• What is needed: Determine how many lines of the records include "name", and answer with the number alone.

* START Given data *

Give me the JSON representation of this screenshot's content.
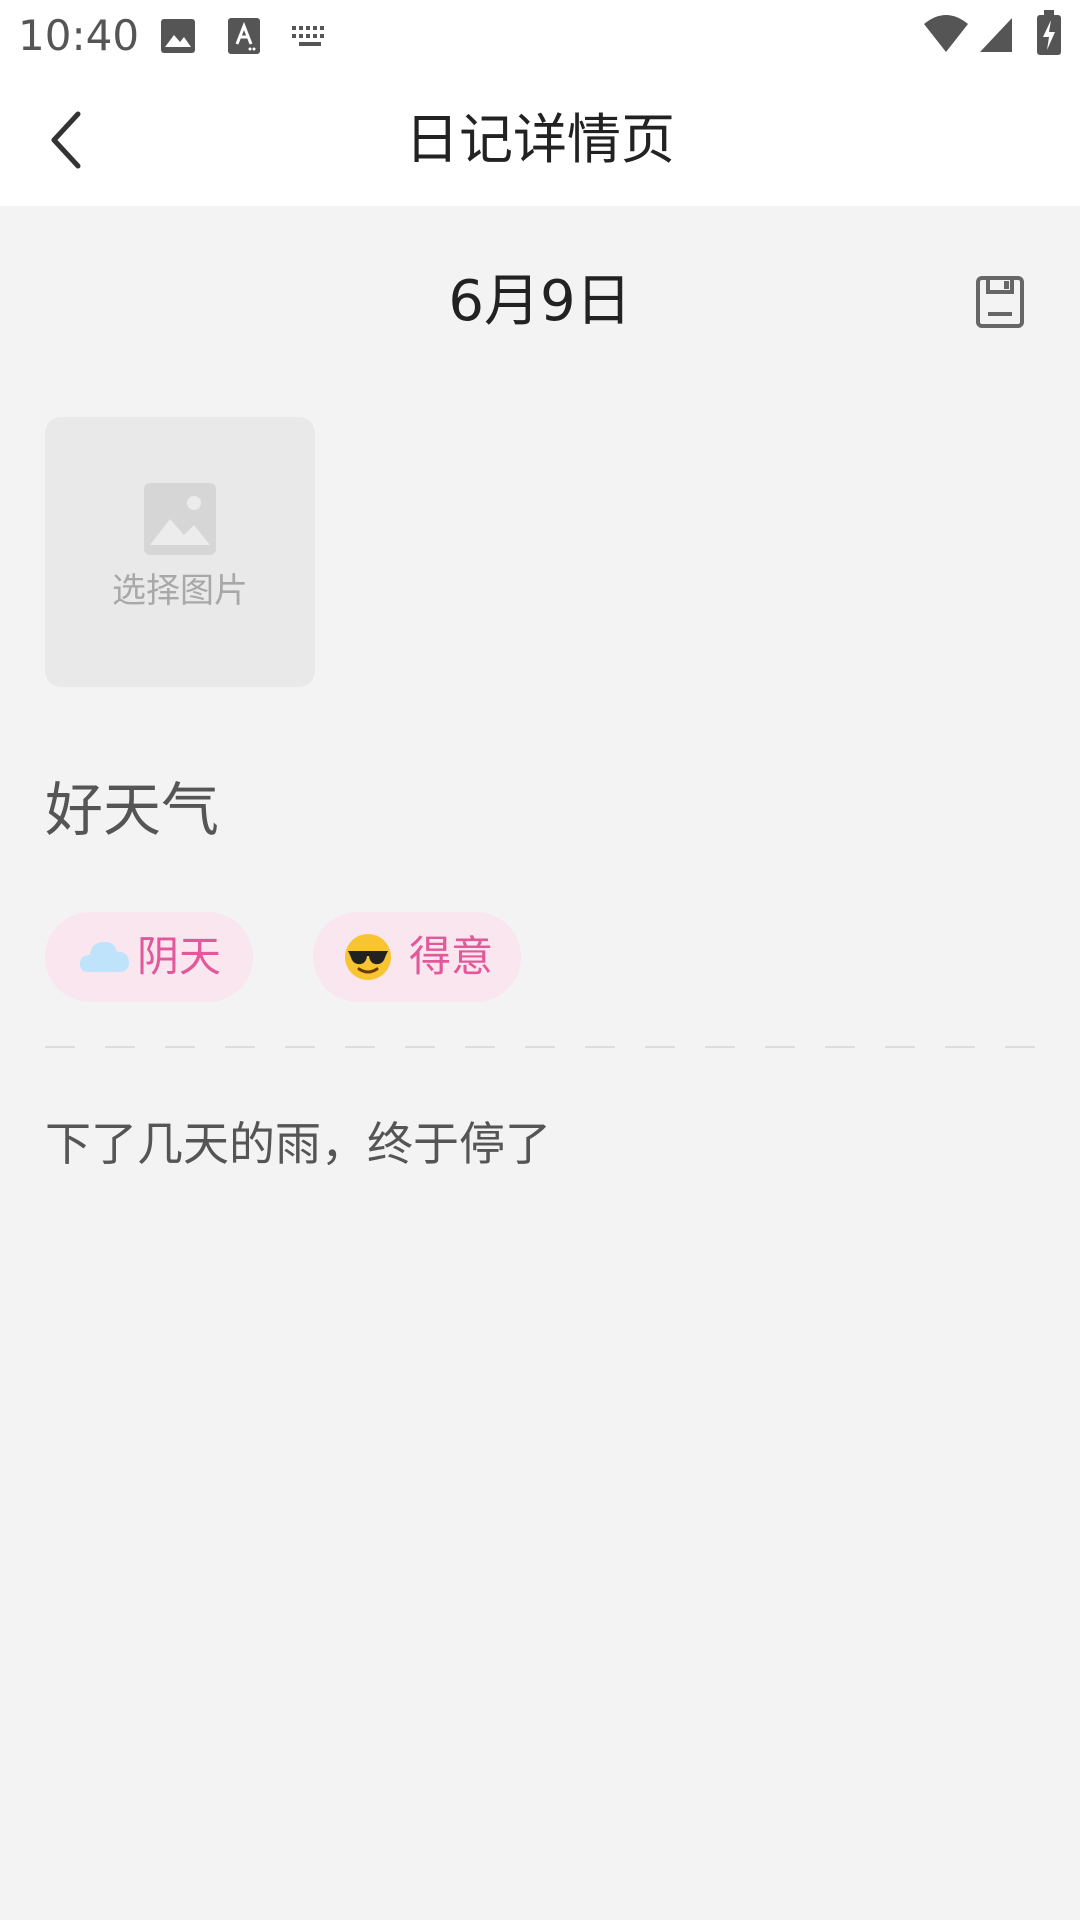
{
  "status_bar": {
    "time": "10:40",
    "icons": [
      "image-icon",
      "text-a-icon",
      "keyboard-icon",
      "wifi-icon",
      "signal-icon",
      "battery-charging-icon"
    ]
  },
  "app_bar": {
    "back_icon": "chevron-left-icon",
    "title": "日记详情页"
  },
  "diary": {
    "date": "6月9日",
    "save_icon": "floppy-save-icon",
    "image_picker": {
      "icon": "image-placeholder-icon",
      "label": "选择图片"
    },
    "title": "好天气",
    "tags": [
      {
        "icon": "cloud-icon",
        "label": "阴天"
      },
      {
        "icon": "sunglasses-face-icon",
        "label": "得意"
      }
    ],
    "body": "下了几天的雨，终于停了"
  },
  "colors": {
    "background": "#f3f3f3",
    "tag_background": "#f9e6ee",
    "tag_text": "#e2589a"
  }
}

* END Given data *
* START Given data *

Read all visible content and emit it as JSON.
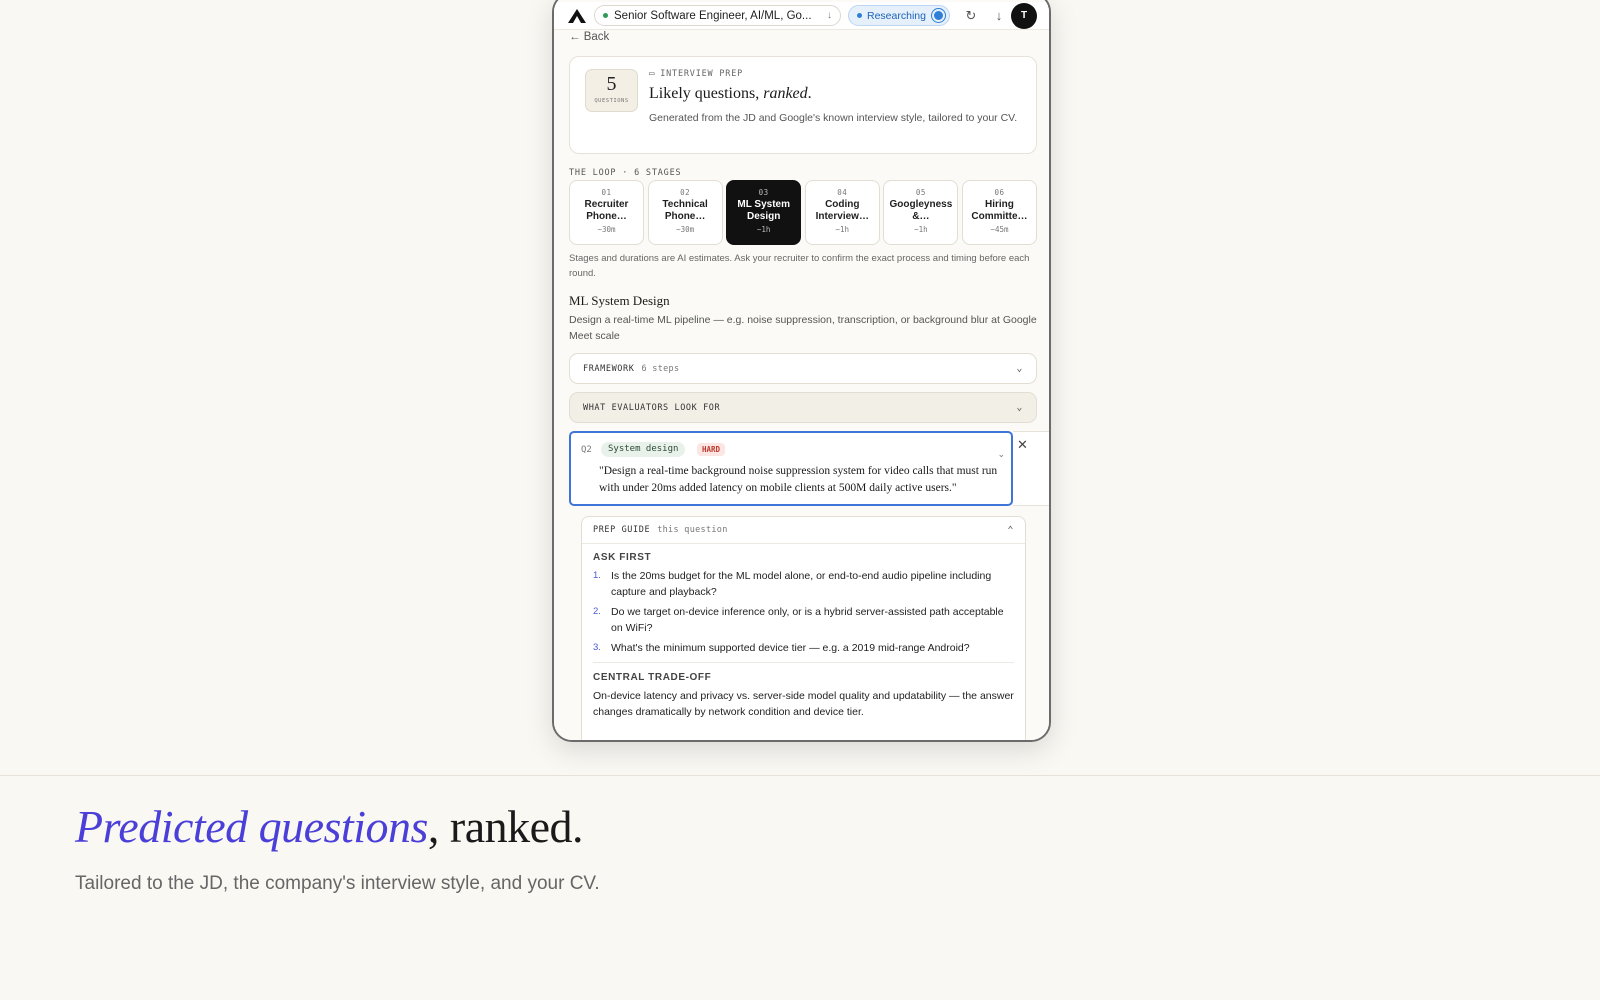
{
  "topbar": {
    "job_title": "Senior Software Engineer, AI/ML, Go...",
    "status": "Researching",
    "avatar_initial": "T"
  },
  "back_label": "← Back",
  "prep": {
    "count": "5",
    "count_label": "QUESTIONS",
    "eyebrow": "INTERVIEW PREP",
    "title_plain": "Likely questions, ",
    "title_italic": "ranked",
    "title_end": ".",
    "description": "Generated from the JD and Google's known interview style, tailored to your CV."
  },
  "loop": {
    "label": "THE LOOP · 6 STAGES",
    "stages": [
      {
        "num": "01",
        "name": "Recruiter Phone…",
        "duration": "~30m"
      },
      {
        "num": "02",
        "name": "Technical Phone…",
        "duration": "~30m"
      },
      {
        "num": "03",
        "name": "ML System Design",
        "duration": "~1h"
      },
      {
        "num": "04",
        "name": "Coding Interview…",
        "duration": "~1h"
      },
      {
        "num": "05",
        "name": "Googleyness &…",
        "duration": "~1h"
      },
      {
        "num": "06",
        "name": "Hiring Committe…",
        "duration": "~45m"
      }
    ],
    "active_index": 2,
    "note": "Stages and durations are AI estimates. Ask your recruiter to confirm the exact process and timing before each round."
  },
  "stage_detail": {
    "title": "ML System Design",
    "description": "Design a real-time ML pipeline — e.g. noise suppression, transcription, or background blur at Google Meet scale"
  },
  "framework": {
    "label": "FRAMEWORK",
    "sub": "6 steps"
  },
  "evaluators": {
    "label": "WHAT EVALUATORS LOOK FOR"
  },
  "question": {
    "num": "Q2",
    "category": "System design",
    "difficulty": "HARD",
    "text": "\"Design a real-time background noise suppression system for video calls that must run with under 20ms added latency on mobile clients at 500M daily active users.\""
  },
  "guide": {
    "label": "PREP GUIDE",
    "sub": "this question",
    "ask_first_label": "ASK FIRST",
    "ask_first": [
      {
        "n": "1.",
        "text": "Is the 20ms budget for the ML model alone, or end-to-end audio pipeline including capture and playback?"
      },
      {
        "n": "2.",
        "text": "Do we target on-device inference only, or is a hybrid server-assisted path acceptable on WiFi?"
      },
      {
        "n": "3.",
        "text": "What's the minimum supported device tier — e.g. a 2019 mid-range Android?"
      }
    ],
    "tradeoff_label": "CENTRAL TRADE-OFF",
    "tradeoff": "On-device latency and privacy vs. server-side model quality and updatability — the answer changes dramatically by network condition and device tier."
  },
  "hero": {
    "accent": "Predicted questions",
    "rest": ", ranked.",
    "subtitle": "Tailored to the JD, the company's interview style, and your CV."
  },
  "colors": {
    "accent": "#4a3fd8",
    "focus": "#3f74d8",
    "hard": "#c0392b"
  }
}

* END Given data *

• Exercise result: 6